## WORK TO DO
Turn everything from the start of the records down to the line containing "hour-band <box>205 93 948 110</box>" into a numbered list, skipping any blank lines.

[START DATA LISTING]

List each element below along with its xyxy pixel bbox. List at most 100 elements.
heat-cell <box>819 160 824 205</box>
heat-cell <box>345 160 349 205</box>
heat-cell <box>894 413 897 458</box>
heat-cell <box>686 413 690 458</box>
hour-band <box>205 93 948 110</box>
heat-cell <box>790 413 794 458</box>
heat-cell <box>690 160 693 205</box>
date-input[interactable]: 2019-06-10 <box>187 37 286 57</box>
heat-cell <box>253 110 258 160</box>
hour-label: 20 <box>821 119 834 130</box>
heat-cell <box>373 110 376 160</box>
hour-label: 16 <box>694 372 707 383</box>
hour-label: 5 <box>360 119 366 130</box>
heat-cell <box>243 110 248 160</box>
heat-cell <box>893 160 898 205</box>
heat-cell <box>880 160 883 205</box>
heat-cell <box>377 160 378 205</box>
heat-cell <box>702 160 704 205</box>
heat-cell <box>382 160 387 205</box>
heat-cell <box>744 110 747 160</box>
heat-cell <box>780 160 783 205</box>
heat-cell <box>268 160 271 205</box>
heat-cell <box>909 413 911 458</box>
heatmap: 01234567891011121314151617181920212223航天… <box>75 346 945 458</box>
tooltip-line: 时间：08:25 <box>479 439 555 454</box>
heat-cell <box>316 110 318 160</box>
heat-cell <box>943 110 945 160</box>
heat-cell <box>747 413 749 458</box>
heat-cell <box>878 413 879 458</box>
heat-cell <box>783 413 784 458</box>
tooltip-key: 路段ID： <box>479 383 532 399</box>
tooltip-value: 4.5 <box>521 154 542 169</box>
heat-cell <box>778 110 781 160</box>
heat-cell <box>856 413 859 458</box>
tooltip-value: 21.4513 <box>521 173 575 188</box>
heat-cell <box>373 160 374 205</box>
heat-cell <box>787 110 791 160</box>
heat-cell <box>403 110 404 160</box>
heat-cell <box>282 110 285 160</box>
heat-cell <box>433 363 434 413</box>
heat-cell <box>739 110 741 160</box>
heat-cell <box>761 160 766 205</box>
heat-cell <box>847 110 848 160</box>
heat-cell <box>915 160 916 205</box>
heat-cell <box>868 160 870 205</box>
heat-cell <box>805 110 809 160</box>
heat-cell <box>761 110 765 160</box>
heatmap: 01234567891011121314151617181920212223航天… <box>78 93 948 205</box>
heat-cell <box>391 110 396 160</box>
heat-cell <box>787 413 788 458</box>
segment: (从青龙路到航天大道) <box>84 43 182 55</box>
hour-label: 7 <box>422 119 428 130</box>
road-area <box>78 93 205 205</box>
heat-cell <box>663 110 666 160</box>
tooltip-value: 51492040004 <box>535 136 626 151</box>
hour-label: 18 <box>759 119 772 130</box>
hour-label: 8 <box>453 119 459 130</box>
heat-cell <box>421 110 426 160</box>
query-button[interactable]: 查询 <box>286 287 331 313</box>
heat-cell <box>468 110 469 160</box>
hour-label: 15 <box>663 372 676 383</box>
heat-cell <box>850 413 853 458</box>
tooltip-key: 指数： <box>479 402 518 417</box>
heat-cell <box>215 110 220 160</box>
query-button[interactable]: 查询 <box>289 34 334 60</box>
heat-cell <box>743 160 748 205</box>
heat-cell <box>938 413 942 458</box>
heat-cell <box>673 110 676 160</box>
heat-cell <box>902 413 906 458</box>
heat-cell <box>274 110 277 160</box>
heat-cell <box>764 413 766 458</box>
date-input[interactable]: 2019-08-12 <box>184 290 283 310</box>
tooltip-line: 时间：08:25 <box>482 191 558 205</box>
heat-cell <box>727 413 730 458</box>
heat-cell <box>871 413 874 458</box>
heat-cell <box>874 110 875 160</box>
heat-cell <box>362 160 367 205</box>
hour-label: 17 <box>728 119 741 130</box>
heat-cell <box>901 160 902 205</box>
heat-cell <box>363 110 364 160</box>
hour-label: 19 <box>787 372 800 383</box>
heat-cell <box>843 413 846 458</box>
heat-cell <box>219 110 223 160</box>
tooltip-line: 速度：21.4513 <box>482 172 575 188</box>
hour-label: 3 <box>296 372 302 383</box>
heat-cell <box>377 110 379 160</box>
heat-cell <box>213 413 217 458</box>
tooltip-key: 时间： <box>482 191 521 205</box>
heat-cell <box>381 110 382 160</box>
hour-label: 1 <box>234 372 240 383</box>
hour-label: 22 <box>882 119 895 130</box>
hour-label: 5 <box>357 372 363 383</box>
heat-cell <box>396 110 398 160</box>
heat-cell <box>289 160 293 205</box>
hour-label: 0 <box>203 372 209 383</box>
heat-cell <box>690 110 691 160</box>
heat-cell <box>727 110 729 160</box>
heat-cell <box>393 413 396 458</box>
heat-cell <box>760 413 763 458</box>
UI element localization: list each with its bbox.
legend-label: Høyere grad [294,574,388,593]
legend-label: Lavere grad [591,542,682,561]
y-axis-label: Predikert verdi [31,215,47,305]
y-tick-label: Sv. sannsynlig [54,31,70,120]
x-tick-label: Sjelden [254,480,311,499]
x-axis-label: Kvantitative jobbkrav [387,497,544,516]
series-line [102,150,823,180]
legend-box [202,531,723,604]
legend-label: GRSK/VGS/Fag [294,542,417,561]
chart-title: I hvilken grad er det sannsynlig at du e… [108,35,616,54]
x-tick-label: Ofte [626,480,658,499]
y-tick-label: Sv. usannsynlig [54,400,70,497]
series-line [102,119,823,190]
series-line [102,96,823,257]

[END DATA LISTING]

## SOLUTION TO THE PROBLEM
1. List each element below along with its xyxy pixel bbox. List at most 100 elements.
2. heat-cell <box>819 160 824 205</box>
3. heat-cell <box>345 160 349 205</box>
4. heat-cell <box>894 413 897 458</box>
5. heat-cell <box>686 413 690 458</box>
6. hour-band <box>205 93 948 110</box>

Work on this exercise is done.